■ Problem requirements
For the copy, please give all of the data again exactly and leave the pictures out.

Records that describe figures
# # # # # # #
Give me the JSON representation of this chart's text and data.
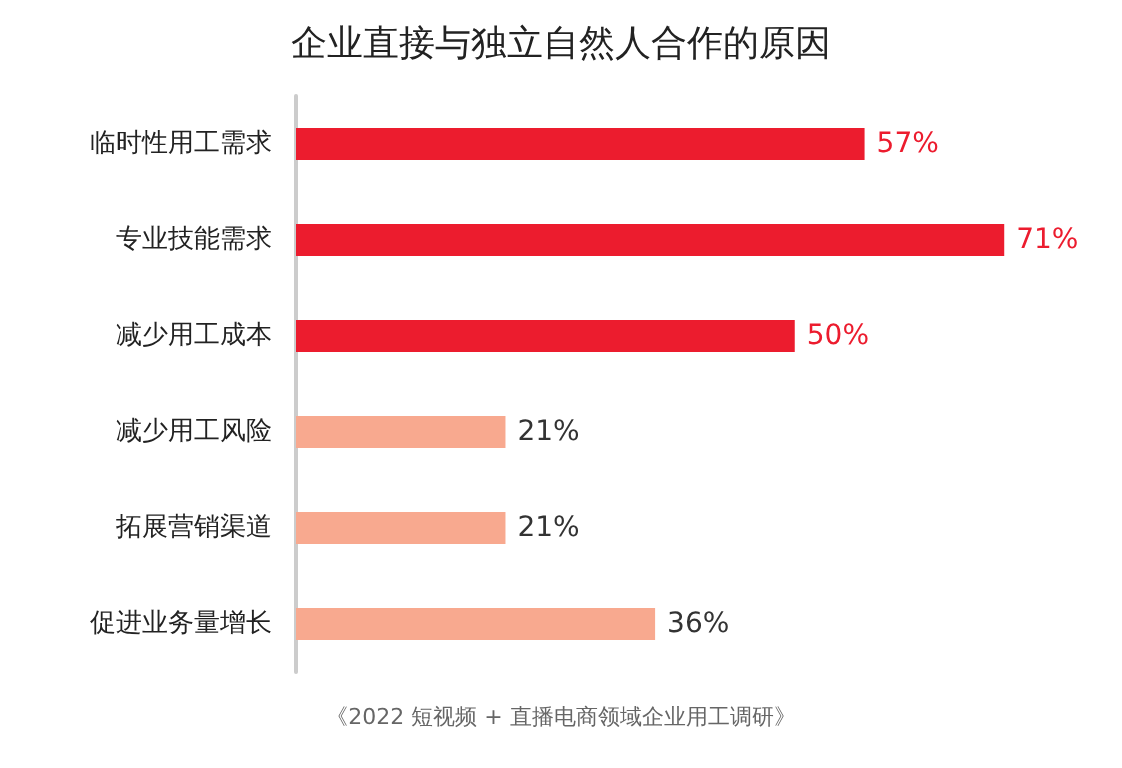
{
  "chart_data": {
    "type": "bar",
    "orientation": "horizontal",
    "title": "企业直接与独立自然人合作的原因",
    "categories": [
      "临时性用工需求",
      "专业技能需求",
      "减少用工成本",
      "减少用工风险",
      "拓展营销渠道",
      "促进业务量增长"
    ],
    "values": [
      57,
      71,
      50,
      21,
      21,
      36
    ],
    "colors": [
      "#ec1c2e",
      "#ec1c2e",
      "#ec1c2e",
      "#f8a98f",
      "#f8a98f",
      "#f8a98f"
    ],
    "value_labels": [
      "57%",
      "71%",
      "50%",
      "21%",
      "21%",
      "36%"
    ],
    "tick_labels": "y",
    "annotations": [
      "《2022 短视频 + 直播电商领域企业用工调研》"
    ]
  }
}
# # # # # # #
■ Complete response
Give me the JSON representation of this chart's text and data.
{
  "chart_data": {
    "type": "bar",
    "orientation": "horizontal",
    "title": "企业直接与独立自然人合作的原因",
    "categories": [
      "临时性用工需求",
      "专业技能需求",
      "减少用工成本",
      "减少用工风险",
      "拓展营销渠道",
      "促进业务量增长"
    ],
    "values": [
      57,
      71,
      50,
      21,
      21,
      36
    ],
    "colors": [
      "#ec1c2e",
      "#ec1c2e",
      "#ec1c2e",
      "#f8a98f",
      "#f8a98f",
      "#f8a98f"
    ],
    "value_labels": [
      "57%",
      "71%",
      "50%",
      "21%",
      "21%",
      "36%"
    ],
    "tick_labels": "y",
    "annotations": [
      "《2022 短视频 + 直播电商领域企业用工调研》"
    ]
  }
}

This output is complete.